**Given request:**
In the entries below, find every line holding the string "Users" and collect it.

Dataset records:
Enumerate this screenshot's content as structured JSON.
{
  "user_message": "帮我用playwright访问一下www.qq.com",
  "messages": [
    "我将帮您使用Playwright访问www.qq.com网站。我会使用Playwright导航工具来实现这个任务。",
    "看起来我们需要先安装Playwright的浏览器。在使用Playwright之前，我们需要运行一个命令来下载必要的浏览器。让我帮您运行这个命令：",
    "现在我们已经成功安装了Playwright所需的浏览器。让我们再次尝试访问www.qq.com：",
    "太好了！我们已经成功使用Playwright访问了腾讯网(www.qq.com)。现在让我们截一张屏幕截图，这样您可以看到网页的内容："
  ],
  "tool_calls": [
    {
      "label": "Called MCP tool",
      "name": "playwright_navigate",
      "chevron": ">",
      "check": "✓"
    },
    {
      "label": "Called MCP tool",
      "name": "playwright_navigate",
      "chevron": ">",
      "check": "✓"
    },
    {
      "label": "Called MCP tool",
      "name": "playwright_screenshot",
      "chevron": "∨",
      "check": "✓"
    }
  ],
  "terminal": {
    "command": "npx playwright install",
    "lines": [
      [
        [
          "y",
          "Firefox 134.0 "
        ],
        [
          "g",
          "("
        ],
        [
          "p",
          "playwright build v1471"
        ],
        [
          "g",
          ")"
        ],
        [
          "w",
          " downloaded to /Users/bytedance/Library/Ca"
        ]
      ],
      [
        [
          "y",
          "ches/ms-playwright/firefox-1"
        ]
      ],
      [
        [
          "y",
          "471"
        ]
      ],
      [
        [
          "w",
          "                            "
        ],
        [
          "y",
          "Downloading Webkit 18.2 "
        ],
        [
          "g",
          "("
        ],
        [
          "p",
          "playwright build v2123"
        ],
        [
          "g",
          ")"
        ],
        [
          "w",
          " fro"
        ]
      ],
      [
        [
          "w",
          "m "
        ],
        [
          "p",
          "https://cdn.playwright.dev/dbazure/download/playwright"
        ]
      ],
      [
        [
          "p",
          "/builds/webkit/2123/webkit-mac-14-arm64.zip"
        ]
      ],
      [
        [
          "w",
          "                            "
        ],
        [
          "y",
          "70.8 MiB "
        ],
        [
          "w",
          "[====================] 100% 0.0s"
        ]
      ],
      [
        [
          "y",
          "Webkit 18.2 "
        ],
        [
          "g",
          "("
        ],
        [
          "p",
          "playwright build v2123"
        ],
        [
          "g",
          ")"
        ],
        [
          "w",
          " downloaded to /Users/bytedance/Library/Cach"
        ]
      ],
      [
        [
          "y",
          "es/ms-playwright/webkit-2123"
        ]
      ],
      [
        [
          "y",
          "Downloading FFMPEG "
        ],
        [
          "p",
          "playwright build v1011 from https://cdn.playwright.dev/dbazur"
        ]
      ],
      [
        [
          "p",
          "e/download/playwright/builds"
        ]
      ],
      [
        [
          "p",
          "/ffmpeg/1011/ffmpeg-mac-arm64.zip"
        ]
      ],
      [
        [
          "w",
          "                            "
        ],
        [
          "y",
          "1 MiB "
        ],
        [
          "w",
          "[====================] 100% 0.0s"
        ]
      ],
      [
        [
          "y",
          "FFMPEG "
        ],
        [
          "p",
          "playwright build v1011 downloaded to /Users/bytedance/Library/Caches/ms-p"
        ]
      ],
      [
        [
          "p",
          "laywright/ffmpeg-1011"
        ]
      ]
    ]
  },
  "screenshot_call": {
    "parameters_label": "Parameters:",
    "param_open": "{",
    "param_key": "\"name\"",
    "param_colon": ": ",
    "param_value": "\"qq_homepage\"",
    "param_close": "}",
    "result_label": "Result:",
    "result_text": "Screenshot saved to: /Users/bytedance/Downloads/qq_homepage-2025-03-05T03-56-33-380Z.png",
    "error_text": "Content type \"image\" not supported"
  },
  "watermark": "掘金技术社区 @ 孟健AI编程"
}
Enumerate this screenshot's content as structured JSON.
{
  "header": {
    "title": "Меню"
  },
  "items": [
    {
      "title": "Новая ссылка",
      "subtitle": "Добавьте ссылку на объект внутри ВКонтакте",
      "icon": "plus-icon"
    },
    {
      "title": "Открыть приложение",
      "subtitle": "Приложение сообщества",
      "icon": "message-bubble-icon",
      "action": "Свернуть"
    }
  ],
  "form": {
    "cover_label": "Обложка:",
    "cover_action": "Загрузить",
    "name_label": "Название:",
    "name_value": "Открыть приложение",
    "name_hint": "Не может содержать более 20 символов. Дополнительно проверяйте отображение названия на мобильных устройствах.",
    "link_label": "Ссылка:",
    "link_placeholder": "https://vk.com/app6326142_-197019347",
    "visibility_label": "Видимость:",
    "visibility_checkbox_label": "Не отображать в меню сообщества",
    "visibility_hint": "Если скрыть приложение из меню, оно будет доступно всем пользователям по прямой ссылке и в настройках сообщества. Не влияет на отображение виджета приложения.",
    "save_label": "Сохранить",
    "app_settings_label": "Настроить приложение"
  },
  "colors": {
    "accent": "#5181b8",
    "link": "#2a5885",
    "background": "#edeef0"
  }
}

**Completed exercise:**
          " downloaded to /Users/bytedance/Library/Ca"
          " downloaded to /Users/bytedance/Library/Cach"
          "playwright build v1011 downloaded to /Users/bytedance/Library/Caches/ms-p"
    "result_text": "Screenshot saved to: /Users/bytedance/Downloads/qq_homepage-2025-03-05T03-56-33-380Z.png",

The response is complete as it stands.